>> start Excerpted records

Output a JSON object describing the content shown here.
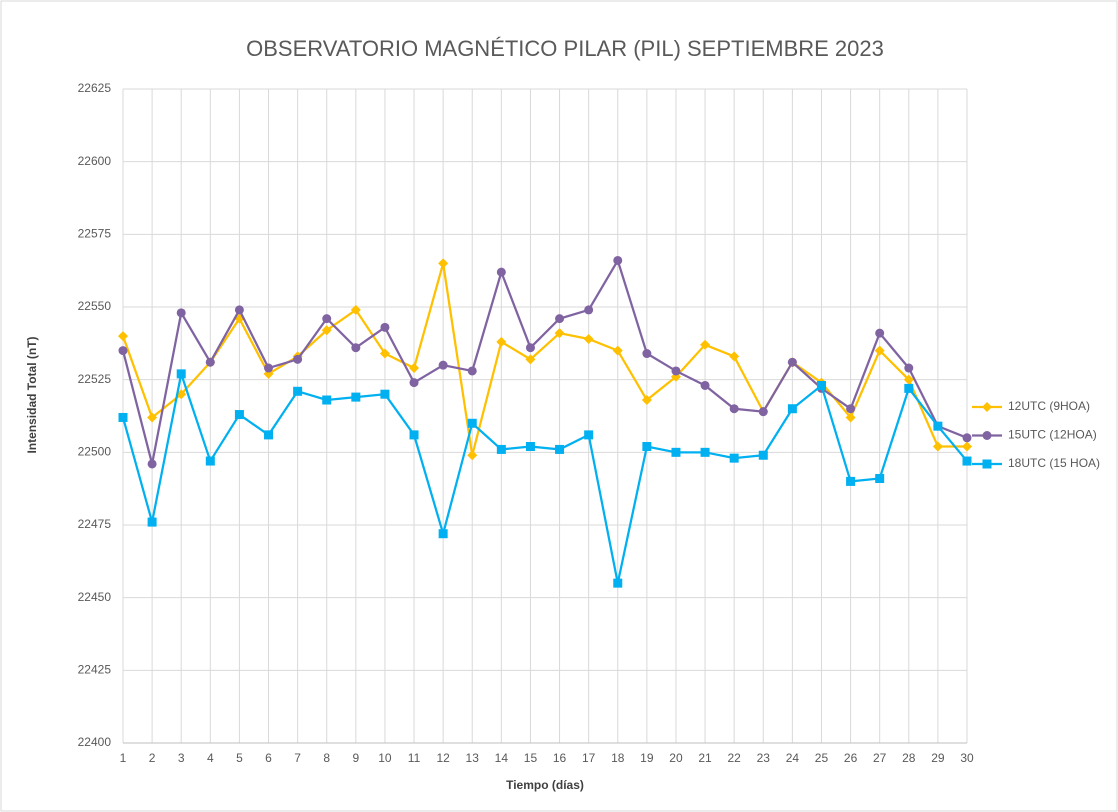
{
  "chart_data": {
    "type": "line",
    "title": "OBSERVATORIO MAGNÉTICO PILAR (PIL) SEPTIEMBRE 2023",
    "x_label": "Tiempo (días)",
    "y_label": "Intensidad Total (nT)",
    "categories": [
      1,
      2,
      3,
      4,
      5,
      6,
      7,
      8,
      9,
      10,
      11,
      12,
      13,
      14,
      15,
      16,
      17,
      18,
      19,
      20,
      21,
      22,
      23,
      24,
      25,
      26,
      27,
      28,
      29,
      30
    ],
    "ylim": [
      22400,
      22625
    ],
    "yticks": [
      22400,
      22425,
      22450,
      22475,
      22500,
      22525,
      22550,
      22575,
      22600,
      22625
    ],
    "grid": true,
    "legend": "right",
    "series": [
      {
        "name": "12UTC (9HOA)",
        "color": "#ffc000",
        "marker": "diamond",
        "values": [
          22540,
          22512,
          22520,
          22531,
          22546,
          22527,
          22533,
          22542,
          22549,
          22534,
          22529,
          22565,
          22499,
          22538,
          22532,
          22541,
          22539,
          22535,
          22518,
          22526,
          22537,
          22533,
          22514,
          22531,
          22524,
          22512,
          22535,
          22525,
          22502,
          22502
        ]
      },
      {
        "name": "15UTC (12HOA)",
        "color": "#8064a2",
        "marker": "circle",
        "values": [
          22535,
          22496,
          22548,
          22531,
          22549,
          22529,
          22532,
          22546,
          22536,
          22543,
          22524,
          22530,
          22528,
          22562,
          22536,
          22546,
          22549,
          22566,
          22534,
          22528,
          22523,
          22515,
          22514,
          22531,
          22522,
          22515,
          22541,
          22529,
          22509,
          22505
        ]
      },
      {
        "name": "18UTC (15 HOA)",
        "color": "#00b0f0",
        "marker": "square",
        "values": [
          22512,
          22476,
          22527,
          22497,
          22513,
          22506,
          22521,
          22518,
          22519,
          22520,
          22506,
          22472,
          22510,
          22501,
          22502,
          22501,
          22506,
          22455,
          22502,
          22500,
          22500,
          22498,
          22499,
          22515,
          22523,
          22490,
          22491,
          22522,
          22509,
          22497
        ]
      }
    ]
  }
}
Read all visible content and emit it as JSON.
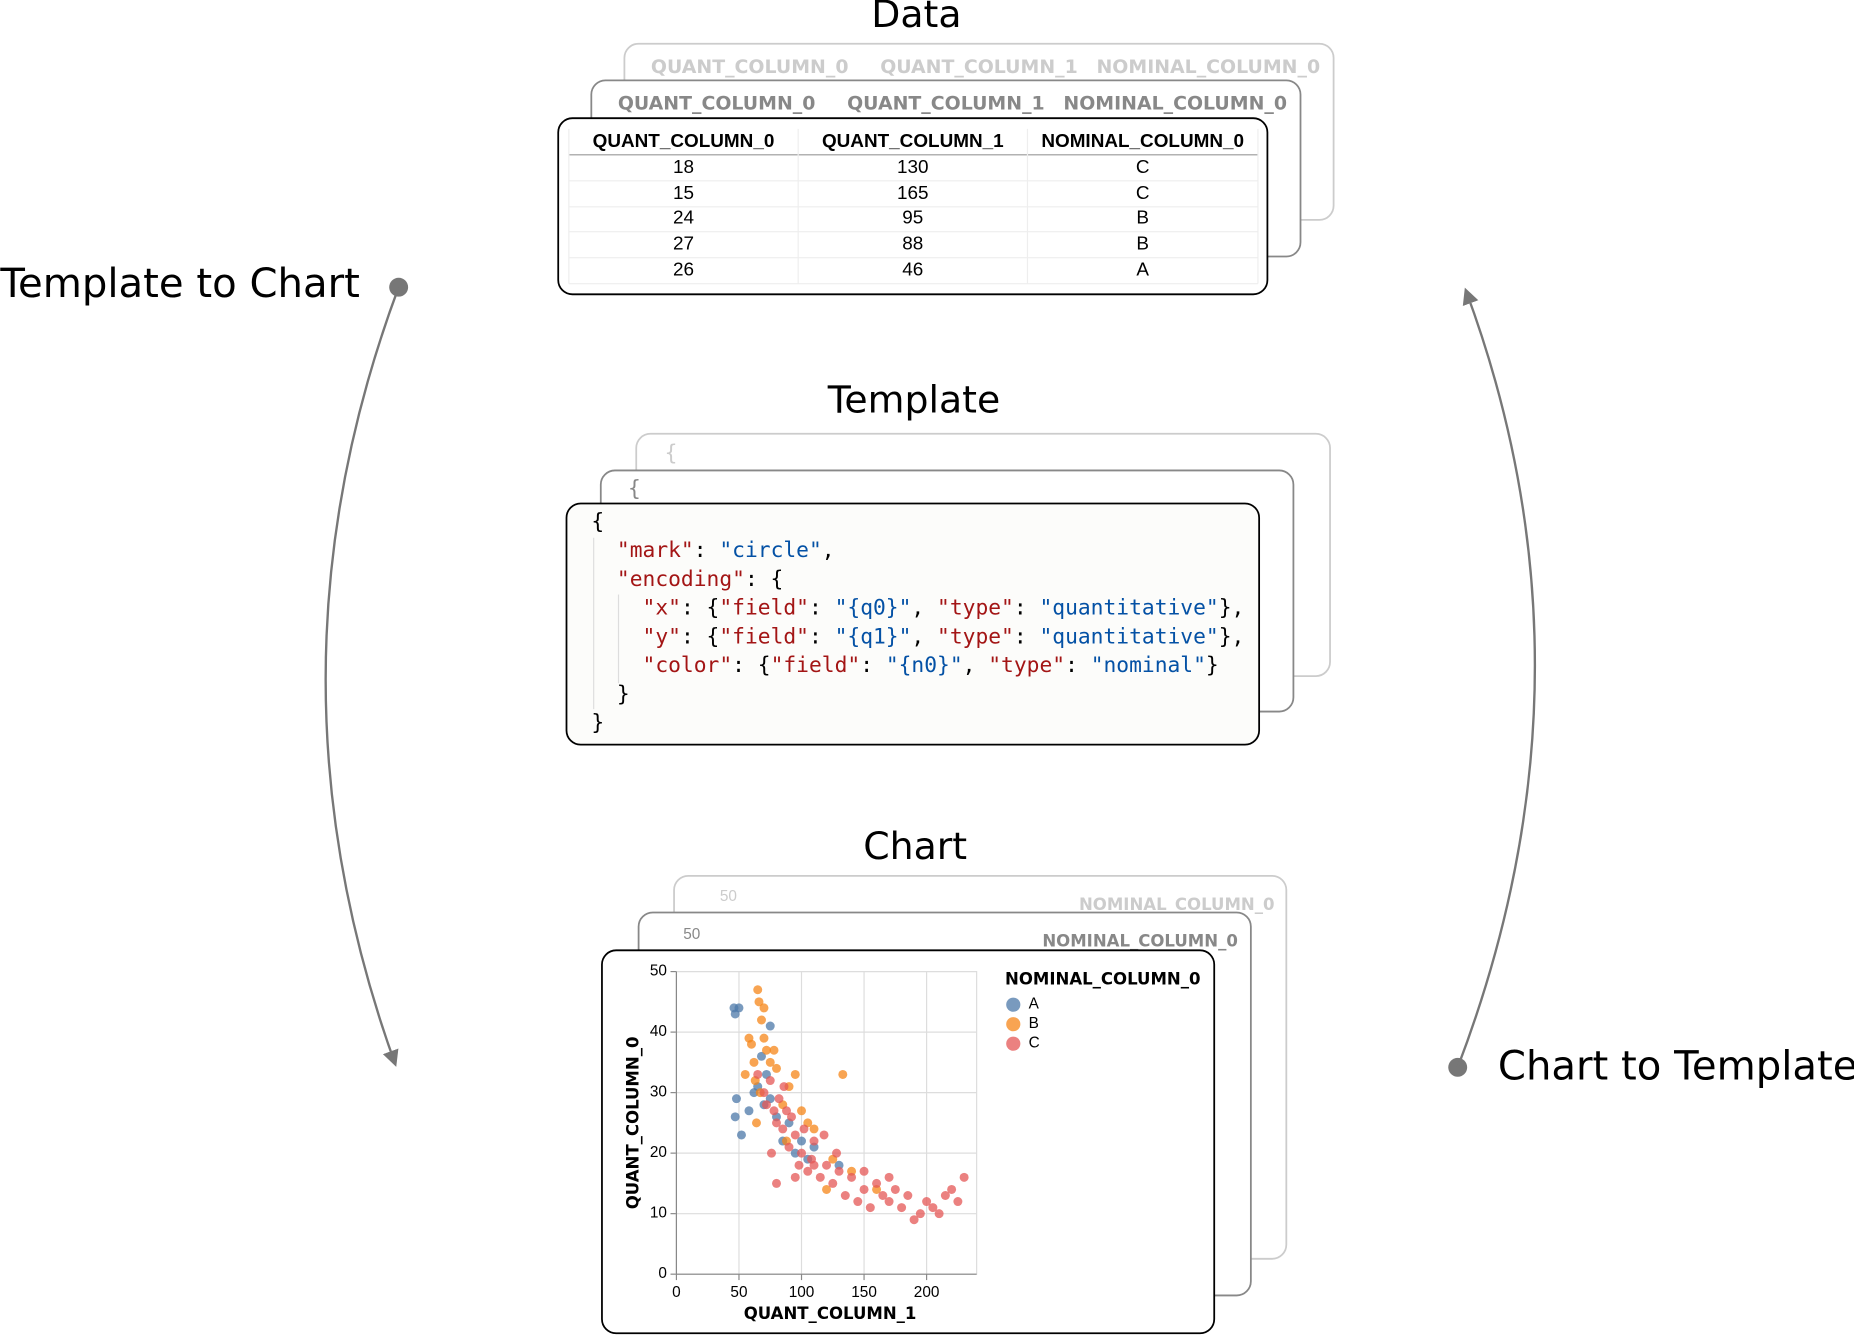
{
  "titles": {
    "data": "Data",
    "template": "Template",
    "chart": "Chart"
  },
  "arrows": {
    "left": "Template to Chart",
    "right": "Chart to Template"
  },
  "table": {
    "header": [
      "QUANT_COLUMN_0",
      "QUANT_COLUMN_1",
      "NOMINAL_COLUMN_0"
    ],
    "rows": [
      [
        18,
        130,
        "C"
      ],
      [
        15,
        165,
        "C"
      ],
      [
        24,
        95,
        "B"
      ],
      [
        27,
        88,
        "B"
      ],
      [
        26,
        46,
        "A"
      ]
    ]
  },
  "template": {
    "lines": [
      [
        [
          "{",
          "#000000"
        ]
      ],
      [
        [
          "  \"mark\"",
          "#a31515"
        ],
        [
          ": ",
          "#000000"
        ],
        [
          "\"circle\"",
          "#0451a5"
        ],
        [
          ",",
          "#000000"
        ]
      ],
      [
        [
          "  \"encoding\"",
          "#a31515"
        ],
        [
          ": {",
          "#000000"
        ]
      ],
      [
        [
          "    \"x\"",
          "#a31515"
        ],
        [
          ": {",
          "#000000"
        ],
        [
          "\"field\"",
          "#a31515"
        ],
        [
          ": ",
          "#000000"
        ],
        [
          "\"{q0}\"",
          "#0451a5"
        ],
        [
          ", ",
          "#000000"
        ],
        [
          "\"type\"",
          "#a31515"
        ],
        [
          ": ",
          "#000000"
        ],
        [
          "\"quantitative\"",
          "#0451a5"
        ],
        [
          "},",
          "#000000"
        ]
      ],
      [
        [
          "    \"y\"",
          "#a31515"
        ],
        [
          ": {",
          "#000000"
        ],
        [
          "\"field\"",
          "#a31515"
        ],
        [
          ": ",
          "#000000"
        ],
        [
          "\"{q1}\"",
          "#0451a5"
        ],
        [
          ", ",
          "#000000"
        ],
        [
          "\"type\"",
          "#a31515"
        ],
        [
          ": ",
          "#000000"
        ],
        [
          "\"quantitative\"",
          "#0451a5"
        ],
        [
          "},",
          "#000000"
        ]
      ],
      [
        [
          "    \"color\"",
          "#a31515"
        ],
        [
          ": {",
          "#000000"
        ],
        [
          "\"field\"",
          "#a31515"
        ],
        [
          ": ",
          "#000000"
        ],
        [
          "\"{n0}\"",
          "#0451a5"
        ],
        [
          ", ",
          "#000000"
        ],
        [
          "\"type\"",
          "#a31515"
        ],
        [
          ": ",
          "#000000"
        ],
        [
          "\"nominal\"",
          "#0451a5"
        ],
        [
          "}",
          "#000000"
        ]
      ],
      [
        [
          "  }",
          "#000000"
        ]
      ],
      [
        [
          "}",
          "#000000"
        ]
      ]
    ]
  },
  "chart_data": {
    "type": "scatter",
    "x_label": "QUANT_COLUMN_1",
    "y_label": "QUANT_COLUMN_0",
    "legend_title": "NOMINAL_COLUMN_0",
    "xlim": [
      0,
      240
    ],
    "ylim": [
      0,
      50
    ],
    "xticks": [
      0,
      50,
      100,
      150,
      200
    ],
    "yticks": [
      0,
      10,
      20,
      30,
      40,
      50
    ],
    "grid": true,
    "series": [
      {
        "name": "A",
        "color": "#4c78a8",
        "x": [
          46,
          47,
          50,
          47,
          48,
          52,
          58,
          62,
          70,
          75,
          72,
          80,
          85,
          90,
          95,
          100,
          110,
          75,
          65,
          105,
          130,
          68
        ],
        "y": [
          44,
          43,
          44,
          26,
          29,
          23,
          27,
          30,
          28,
          41,
          33,
          26,
          22,
          25,
          20,
          22,
          21,
          29,
          31,
          19,
          18,
          36
        ]
      },
      {
        "name": "B",
        "color": "#f58518",
        "x": [
          55,
          60,
          62,
          65,
          66,
          68,
          70,
          72,
          75,
          58,
          63,
          67,
          80,
          85,
          90,
          95,
          100,
          105,
          110,
          125,
          133,
          140,
          160,
          70,
          78,
          88,
          64,
          120
        ],
        "y": [
          33,
          38,
          35,
          47,
          45,
          42,
          39,
          37,
          35,
          39,
          32,
          30,
          34,
          28,
          31,
          33,
          27,
          25,
          24,
          19,
          33,
          17,
          14,
          44,
          37,
          22,
          25,
          14
        ]
      },
      {
        "name": "C",
        "color": "#e45756",
        "x": [
          65,
          70,
          72,
          75,
          78,
          80,
          82,
          85,
          88,
          90,
          92,
          95,
          98,
          100,
          102,
          105,
          108,
          110,
          115,
          120,
          125,
          130,
          135,
          140,
          145,
          150,
          155,
          160,
          165,
          170,
          175,
          180,
          185,
          190,
          195,
          200,
          205,
          210,
          215,
          220,
          225,
          230,
          80,
          95,
          110,
          86,
          76,
          118,
          128,
          150,
          170
        ],
        "y": [
          33,
          30,
          28,
          32,
          27,
          25,
          29,
          24,
          27,
          21,
          26,
          23,
          18,
          20,
          24,
          17,
          19,
          22,
          16,
          18,
          15,
          17,
          13,
          16,
          12,
          14,
          11,
          15,
          13,
          12,
          14,
          11,
          13,
          9,
          10,
          12,
          11,
          10,
          13,
          14,
          12,
          16,
          15,
          16,
          18,
          31,
          20,
          23,
          20,
          17,
          16
        ]
      }
    ]
  }
}
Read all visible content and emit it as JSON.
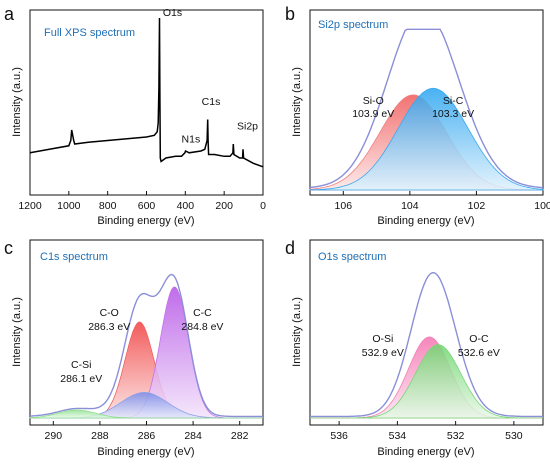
{
  "chart_data": [
    {
      "panel": "a",
      "type": "line",
      "title": "Full XPS spectrum",
      "xlabel": "Binding energy (eV)",
      "ylabel": "Intensity (a.u.)",
      "xlim": [
        1200,
        0
      ],
      "xticks": [
        1200,
        1000,
        800,
        600,
        400,
        200,
        0
      ],
      "reversed_x": true,
      "grid": false,
      "series": [
        {
          "color": "#000000",
          "x": [
            1200,
            1100,
            1000,
            990,
            985,
            980,
            975,
            970,
            900,
            800,
            700,
            600,
            560,
            545,
            540,
            536,
            533,
            531,
            529,
            525,
            500,
            450,
            420,
            402,
            399,
            380,
            320,
            300,
            288,
            285,
            283,
            280,
            250,
            200,
            170,
            155,
            153,
            150,
            120,
            105,
            103,
            100,
            50,
            0
          ],
          "y": [
            0.23,
            0.25,
            0.27,
            0.3,
            0.36,
            0.33,
            0.3,
            0.28,
            0.29,
            0.3,
            0.31,
            0.32,
            0.33,
            0.35,
            0.4,
            0.6,
            1.0,
            0.55,
            0.2,
            0.18,
            0.2,
            0.21,
            0.21,
            0.23,
            0.24,
            0.23,
            0.24,
            0.25,
            0.3,
            0.42,
            0.3,
            0.22,
            0.22,
            0.21,
            0.21,
            0.23,
            0.28,
            0.22,
            0.2,
            0.2,
            0.25,
            0.2,
            0.17,
            0.15
          ]
        }
      ],
      "annotations": [
        {
          "text": "O1s",
          "x": 531,
          "y": 1.0
        },
        {
          "text": "N1s",
          "x": 399,
          "y": 0.3
        },
        {
          "text": "C1s",
          "x": 285,
          "y": 0.47
        },
        {
          "text": "Si2p",
          "x": 103,
          "y": 0.33
        }
      ]
    },
    {
      "panel": "b",
      "type": "area",
      "title": "Si2p spectrum",
      "xlabel": "Binding energy (eV)",
      "ylabel": "Intensity (a.u.)",
      "xlim": [
        107,
        100
      ],
      "xticks": [
        106,
        104,
        102,
        100
      ],
      "reversed_x": true,
      "grid": false,
      "series": [
        {
          "name": "Si-O",
          "center": 103.9,
          "height": 0.58,
          "width": 1.0,
          "color": "#f08080"
        },
        {
          "name": "Si-C",
          "center": 103.3,
          "height": 0.62,
          "width": 1.05,
          "color": "#39a9ef"
        }
      ],
      "envelope": {
        "color": "#8a8fd8"
      },
      "annotations": [
        {
          "text": "Si-O",
          "x": 105.1
        },
        {
          "text": "103.9 eV",
          "x": 105.1
        },
        {
          "text": "Si-C",
          "x": 102.7
        },
        {
          "text": "103.3 eV",
          "x": 102.7
        }
      ]
    },
    {
      "panel": "c",
      "type": "area",
      "title": "C1s spectrum",
      "xlabel": "Binding energy (eV)",
      "ylabel": "Intensity (a.u.)",
      "xlim": [
        291,
        281
      ],
      "xticks": [
        290,
        288,
        286,
        284,
        282
      ],
      "reversed_x": true,
      "grid": false,
      "series": [
        {
          "name": "C-O",
          "center": 286.3,
          "height": 0.6,
          "width": 0.62,
          "color": "#f06060"
        },
        {
          "name": "C-C",
          "center": 284.8,
          "height": 0.82,
          "width": 0.6,
          "color": "#c272e8"
        },
        {
          "name": "C-Si",
          "center": 286.1,
          "height": 0.16,
          "width": 1.0,
          "color": "#8fa0e8"
        },
        {
          "name": "",
          "center": 289.0,
          "height": 0.05,
          "width": 0.8,
          "color": "#8fe08f"
        }
      ],
      "envelope": {
        "color": "#8a8fd8"
      },
      "annotations": [
        {
          "text": "C-O",
          "x": 287.6
        },
        {
          "text": "286.3 eV",
          "x": 287.6
        },
        {
          "text": "C-C",
          "x": 283.6
        },
        {
          "text": "284.8 eV",
          "x": 283.6
        },
        {
          "text": "C-Si",
          "x": 288.8
        },
        {
          "text": "286.1 eV",
          "x": 288.8
        }
      ]
    },
    {
      "panel": "d",
      "type": "area",
      "title": "O1s spectrum",
      "xlabel": "Binding energy (eV)",
      "ylabel": "Intensity (a.u.)",
      "xlim": [
        537,
        529
      ],
      "xticks": [
        536,
        534,
        532,
        530
      ],
      "reversed_x": true,
      "grid": false,
      "series": [
        {
          "name": "O-Si",
          "center": 532.9,
          "height": 0.52,
          "width": 0.72,
          "color": "#f47fb4"
        },
        {
          "name": "O-C",
          "center": 532.6,
          "height": 0.47,
          "width": 0.78,
          "color": "#78d878"
        }
      ],
      "envelope": {
        "color": "#8a8fd8"
      },
      "annotations": [
        {
          "text": "O-Si",
          "x": 534.5
        },
        {
          "text": "532.9 eV",
          "x": 534.5
        },
        {
          "text": "O-C",
          "x": 531.2
        },
        {
          "text": "532.6 eV",
          "x": 531.2
        }
      ]
    }
  ]
}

>> end Excerpted records

Copy each line that contains the word "width".

          "width": 1.0,
          "width": 1.05,
          "width": 0.62,
          "width": 0.6,
          "width": 1.0,
          "width": 0.8,
          "width": 0.72,
          "width": 0.78,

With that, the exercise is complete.